Stephen Williamson
About Stephen Williamson
Stephen Williamson is Senior Vice President and Chief Financial Officer of Thermo Fisher Scientific, serving as CFO since August 2015 with 23 years at the company . Under his tenure, the company delivered 2024 revenue of $42.88B, GAAP diluted EPS of $16.53, adjusted EPS of $21.86, and free cash flow of $7.32B . Thermo Fisher’s five-year TSR stands at 62%, with $4.0B of 2024 share repurchases and an 11% dividend increase versus 2023 . Say‑on‑pay support was 89% in 2024, reflecting shareholder alignment with executive compensation design .
Past Roles
| Organization | Role | Years | Strategic Impact |
|---|---|---|---|
| Thermo Fisher Scientific | SVP & Chief Financial Officer | 2015–present | Finance leadership through a period featuring disciplined capital allocation (e.g., $7.7B deployed in 2024, including $3.1B Olink acquisition and $4.6B returned via buybacks/dividends) |
Fixed Compensation
Multi-year compensation (USD) for Stephen Williamson:
| Metric | 2022 | 2023 | 2024 |
|---|---|---|---|
| Salary | $974,808 | $1,014,577 | $1,047,575 |
| Stock Awards (RSUs/PSUs grant-date fair value) | $2,340,271 | $2,535,540 | $3,299,636 |
| Option Awards (grant-date fair value) | $1,564,106 | $1,680,428 | $4,779,797 |
| Non-Equity Incentive Plan Compensation (Annual bonus) | $1,762,843 | $805,777 | $1,815,500 |
| All Other Compensation | $211,045 | $203,937 | $145,073 |
| Total | $6,853,073 | $6,240,259 | $11,087,581 |
Key 2024 cash comp details:
- Base salary increased to $1,055,132 effective March 31, 2024 (from $1,024,400) .

Stored dataset items:
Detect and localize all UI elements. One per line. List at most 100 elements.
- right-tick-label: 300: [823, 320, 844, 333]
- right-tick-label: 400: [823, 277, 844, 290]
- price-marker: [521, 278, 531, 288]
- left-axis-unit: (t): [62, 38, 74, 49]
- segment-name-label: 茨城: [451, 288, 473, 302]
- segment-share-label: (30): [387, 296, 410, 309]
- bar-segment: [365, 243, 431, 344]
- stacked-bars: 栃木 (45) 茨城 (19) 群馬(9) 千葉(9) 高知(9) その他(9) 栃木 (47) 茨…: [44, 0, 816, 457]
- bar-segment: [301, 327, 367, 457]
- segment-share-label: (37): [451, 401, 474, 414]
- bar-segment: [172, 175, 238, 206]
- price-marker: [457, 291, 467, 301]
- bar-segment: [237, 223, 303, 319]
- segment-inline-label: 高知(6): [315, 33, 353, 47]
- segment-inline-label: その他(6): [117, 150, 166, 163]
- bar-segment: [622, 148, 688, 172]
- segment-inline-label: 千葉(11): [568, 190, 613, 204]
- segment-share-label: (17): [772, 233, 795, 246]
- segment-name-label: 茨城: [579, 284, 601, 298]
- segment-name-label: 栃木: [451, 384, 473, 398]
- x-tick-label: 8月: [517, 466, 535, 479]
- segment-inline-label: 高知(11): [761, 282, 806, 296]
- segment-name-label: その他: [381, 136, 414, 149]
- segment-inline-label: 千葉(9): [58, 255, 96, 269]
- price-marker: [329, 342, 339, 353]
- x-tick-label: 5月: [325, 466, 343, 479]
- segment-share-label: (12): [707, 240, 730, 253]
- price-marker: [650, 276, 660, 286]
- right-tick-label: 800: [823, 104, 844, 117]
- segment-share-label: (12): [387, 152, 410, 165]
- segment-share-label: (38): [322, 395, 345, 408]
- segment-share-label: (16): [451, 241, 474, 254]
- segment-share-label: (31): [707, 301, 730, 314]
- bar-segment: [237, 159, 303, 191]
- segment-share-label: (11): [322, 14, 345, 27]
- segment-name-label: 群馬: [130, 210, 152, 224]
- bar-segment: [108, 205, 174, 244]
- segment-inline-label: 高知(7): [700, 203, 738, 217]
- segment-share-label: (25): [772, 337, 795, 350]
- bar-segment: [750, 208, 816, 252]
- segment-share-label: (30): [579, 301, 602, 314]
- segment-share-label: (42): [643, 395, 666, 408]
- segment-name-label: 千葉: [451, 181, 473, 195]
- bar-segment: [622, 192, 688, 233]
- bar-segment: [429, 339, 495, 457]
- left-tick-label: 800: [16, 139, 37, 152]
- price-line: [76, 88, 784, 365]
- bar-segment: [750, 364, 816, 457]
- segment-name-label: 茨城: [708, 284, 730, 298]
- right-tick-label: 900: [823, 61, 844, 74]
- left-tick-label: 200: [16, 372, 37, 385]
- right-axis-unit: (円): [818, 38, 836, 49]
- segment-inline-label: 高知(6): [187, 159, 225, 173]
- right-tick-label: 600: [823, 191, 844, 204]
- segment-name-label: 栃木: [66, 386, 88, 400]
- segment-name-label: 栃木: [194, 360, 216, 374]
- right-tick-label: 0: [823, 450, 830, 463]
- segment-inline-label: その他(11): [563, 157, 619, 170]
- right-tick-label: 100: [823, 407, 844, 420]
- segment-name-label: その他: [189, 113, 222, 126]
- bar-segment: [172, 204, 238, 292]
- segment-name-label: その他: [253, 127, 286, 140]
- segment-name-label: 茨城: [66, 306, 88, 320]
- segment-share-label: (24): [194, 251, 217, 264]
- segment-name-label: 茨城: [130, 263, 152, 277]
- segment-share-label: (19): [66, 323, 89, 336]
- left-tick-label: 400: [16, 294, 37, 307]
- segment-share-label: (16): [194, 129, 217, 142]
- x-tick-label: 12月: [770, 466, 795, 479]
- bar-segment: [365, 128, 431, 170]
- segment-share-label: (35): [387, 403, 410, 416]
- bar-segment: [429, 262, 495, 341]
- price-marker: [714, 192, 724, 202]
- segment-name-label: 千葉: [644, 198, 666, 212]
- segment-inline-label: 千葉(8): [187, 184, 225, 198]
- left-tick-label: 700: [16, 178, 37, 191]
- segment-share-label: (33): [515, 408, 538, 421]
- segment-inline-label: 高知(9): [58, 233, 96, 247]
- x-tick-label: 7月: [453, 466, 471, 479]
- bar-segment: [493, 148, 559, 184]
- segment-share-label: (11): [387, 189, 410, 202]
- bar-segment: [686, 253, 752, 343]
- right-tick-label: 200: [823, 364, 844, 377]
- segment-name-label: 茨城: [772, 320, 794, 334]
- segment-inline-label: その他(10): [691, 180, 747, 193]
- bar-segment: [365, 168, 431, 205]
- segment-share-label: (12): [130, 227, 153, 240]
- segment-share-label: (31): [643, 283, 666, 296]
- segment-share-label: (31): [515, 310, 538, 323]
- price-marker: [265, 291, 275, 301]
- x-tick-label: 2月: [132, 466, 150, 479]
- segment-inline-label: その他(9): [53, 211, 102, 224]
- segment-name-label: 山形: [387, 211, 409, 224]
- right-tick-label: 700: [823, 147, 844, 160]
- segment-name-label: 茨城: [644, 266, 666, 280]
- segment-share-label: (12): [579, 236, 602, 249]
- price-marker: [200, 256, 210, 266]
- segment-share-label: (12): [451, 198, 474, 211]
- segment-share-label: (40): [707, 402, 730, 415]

__Task objective__.
Can you retype the profile of Stephen Williamson above in full, word for word?

__Answer below__.
Stephen Williamson
About Stephen Williamson
Stephen Williamson is Senior Vice President and Chief Financial Officer of Thermo Fisher Scientific, serving as CFO since August 2015 with 23 years at the company . Under his tenure, the company delivered 2024 revenue of $42.88B, GAAP diluted EPS of $16.53, adjusted EPS of $21.86, and free cash flow of $7.32B . Thermo Fisher’s five-year TSR stands at 62%, with $4.0B of 2024 share repurchases and an 11% dividend increase versus 2023 . Say‑on‑pay support was 89% in 2024, reflecting shareholder alignment with executive compensation design .
Past Roles
| Organization | Role | Years | Strategic Impact |
|---|---|---|---|
| Thermo Fisher Scientific | SVP & Chief Financial Officer | 2015–present | Finance leadership through a period featuring disciplined capital allocation (e.g., $7.7B deployed in 2024, including $3.1B Olink acquisition and $4.6B returned via buybacks/dividends) |
Fixed Compensation
Multi-year compensation (USD) for Stephen Williamson:
| Metric | 2022 | 2023 | 2024 |
|---|---|---|---|
| Salary | $974,808 | $1,014,577 | $1,047,575 |
| Stock Awards (RSUs/PSUs grant-date fair value) | $2,340,271 | $2,535,540 | $3,299,636 |
| Option Awards (grant-date fair value) | $1,564,106 | $1,680,428 | $4,779,797 |
| Non-Equity Incentive Plan Compensation (Annual bonus) | $1,762,843 | $805,777 | $1,815,500 |
| All Other Compensation | $211,045 | $203,937 | $145,073 |
| Total | $6,853,073 | $6,240,259 | $11,087,581 |
Key 2024 cash comp details:
- Base salary increased to $1,055,132 effective March 31, 2024 (from $1,024,400) .